- EXCERPTED DATA

------------------------------

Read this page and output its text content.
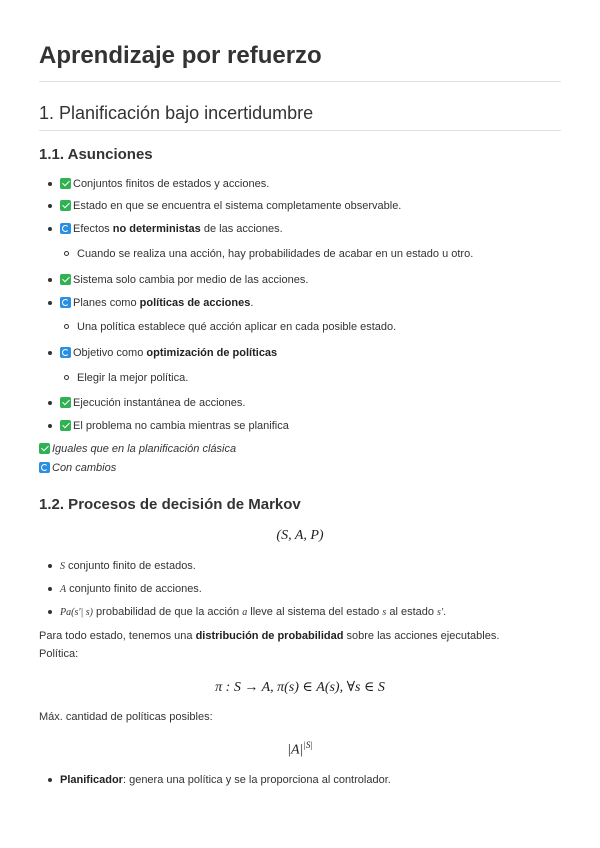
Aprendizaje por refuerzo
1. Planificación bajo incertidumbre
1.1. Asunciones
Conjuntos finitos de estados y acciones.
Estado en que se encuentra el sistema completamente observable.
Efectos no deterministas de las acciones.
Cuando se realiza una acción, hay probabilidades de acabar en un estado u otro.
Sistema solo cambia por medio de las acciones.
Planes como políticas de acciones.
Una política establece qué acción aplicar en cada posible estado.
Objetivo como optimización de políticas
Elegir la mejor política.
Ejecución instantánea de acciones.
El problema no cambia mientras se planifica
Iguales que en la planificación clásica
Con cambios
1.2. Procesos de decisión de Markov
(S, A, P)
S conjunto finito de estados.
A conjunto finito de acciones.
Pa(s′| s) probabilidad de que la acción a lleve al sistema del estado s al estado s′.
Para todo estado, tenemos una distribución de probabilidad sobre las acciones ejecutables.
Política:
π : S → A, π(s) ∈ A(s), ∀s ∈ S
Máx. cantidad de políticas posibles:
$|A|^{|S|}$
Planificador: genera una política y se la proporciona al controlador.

------------------------------

- GIVEN PROBLEM
Return the full material word for word. Do not include the pictures.

- EXERCISE SOLUTION
Read this page and output its text content.
Aprendizaje por refuerzo
1. Planificación bajo incertidumbre
1.1. Asunciones
Conjuntos finitos de estados y acciones.
Estado en que se encuentra el sistema completamente observable.
Efectos no deterministas de las acciones.
Cuando se realiza una acción, hay probabilidades de acabar en un estado u otro.
Sistema solo cambia por medio de las acciones.
Planes como políticas de acciones.
Una política establece qué acción aplicar en cada posible estado.
Objetivo como optimización de políticas
Elegir la mejor política.
Ejecución instantánea de acciones.
El problema no cambia mientras se planifica
Iguales que en la planificación clásica
Con cambios
1.2. Procesos de decisión de Markov
(S, A, P)
S conjunto finito de estados.
A conjunto finito de acciones.
Pa(s′| s) probabilidad de que la acción a lleve al sistema del estado s al estado s′.
Para todo estado, tenemos una distribución de probabilidad sobre las acciones ejecutables.
Política:
π : S → A, π(s) ∈ A(s), ∀s ∈ S
Máx. cantidad de políticas posibles:
$|A|^{|S|}$
Planificador: genera una política y se la proporciona al controlador.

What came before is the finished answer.